> SUPPLIED DATA:
::::::
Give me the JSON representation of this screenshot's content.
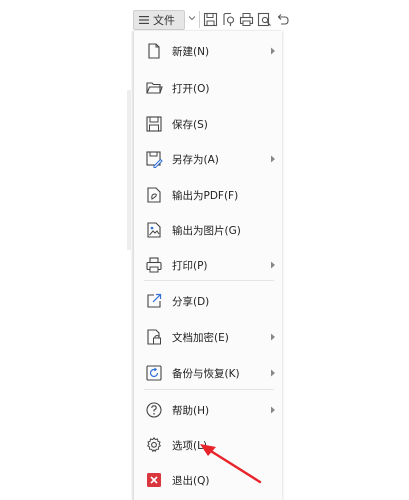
{
  "toolbar": {
    "file_label": "文件"
  },
  "menu": {
    "items": [
      {
        "label": "新建(N)",
        "icon": "new-file-icon",
        "submenu": true
      },
      {
        "label": "打开(O)",
        "icon": "open-folder-icon",
        "submenu": false
      },
      {
        "label": "保存(S)",
        "icon": "save-icon",
        "submenu": false
      },
      {
        "label": "另存为(A)",
        "icon": "save-as-icon",
        "submenu": true
      },
      {
        "label": "输出为PDF(F)",
        "icon": "export-pdf-icon",
        "submenu": false
      },
      {
        "label": "输出为图片(G)",
        "icon": "export-image-icon",
        "submenu": false
      },
      {
        "label": "打印(P)",
        "icon": "print-icon",
        "submenu": true
      },
      {
        "label": "分享(D)",
        "icon": "share-icon",
        "submenu": false
      },
      {
        "label": "文档加密(E)",
        "icon": "encrypt-icon",
        "submenu": true
      },
      {
        "label": "备份与恢复(K)",
        "icon": "backup-icon",
        "submenu": true
      },
      {
        "label": "帮助(H)",
        "icon": "help-icon",
        "submenu": true
      },
      {
        "label": "选项(L)",
        "icon": "gear-icon",
        "submenu": false
      },
      {
        "label": "退出(Q)",
        "icon": "exit-icon",
        "submenu": false
      }
    ]
  },
  "colors": {
    "annotation_arrow": "#e8232a",
    "exit_icon": "#d9363e"
  }
}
::::::
> WHAT THE TASK ASKS: All of the material above needs to be restated exactly, with no pictures.

> WRITTEN ANSWER:
Give me the JSON representation of this screenshot's content.
{
  "toolbar": {
    "file_label": "文件"
  },
  "menu": {
    "items": [
      {
        "label": "新建(N)",
        "icon": "new-file-icon",
        "submenu": true
      },
      {
        "label": "打开(O)",
        "icon": "open-folder-icon",
        "submenu": false
      },
      {
        "label": "保存(S)",
        "icon": "save-icon",
        "submenu": false
      },
      {
        "label": "另存为(A)",
        "icon": "save-as-icon",
        "submenu": true
      },
      {
        "label": "输出为PDF(F)",
        "icon": "export-pdf-icon",
        "submenu": false
      },
      {
        "label": "输出为图片(G)",
        "icon": "export-image-icon",
        "submenu": false
      },
      {
        "label": "打印(P)",
        "icon": "print-icon",
        "submenu": true
      },
      {
        "label": "分享(D)",
        "icon": "share-icon",
        "submenu": false
      },
      {
        "label": "文档加密(E)",
        "icon": "encrypt-icon",
        "submenu": true
      },
      {
        "label": "备份与恢复(K)",
        "icon": "backup-icon",
        "submenu": true
      },
      {
        "label": "帮助(H)",
        "icon": "help-icon",
        "submenu": true
      },
      {
        "label": "选项(L)",
        "icon": "gear-icon",
        "submenu": false
      },
      {
        "label": "退出(Q)",
        "icon": "exit-icon",
        "submenu": false
      }
    ]
  },
  "colors": {
    "annotation_arrow": "#e8232a",
    "exit_icon": "#d9363e"
  }
}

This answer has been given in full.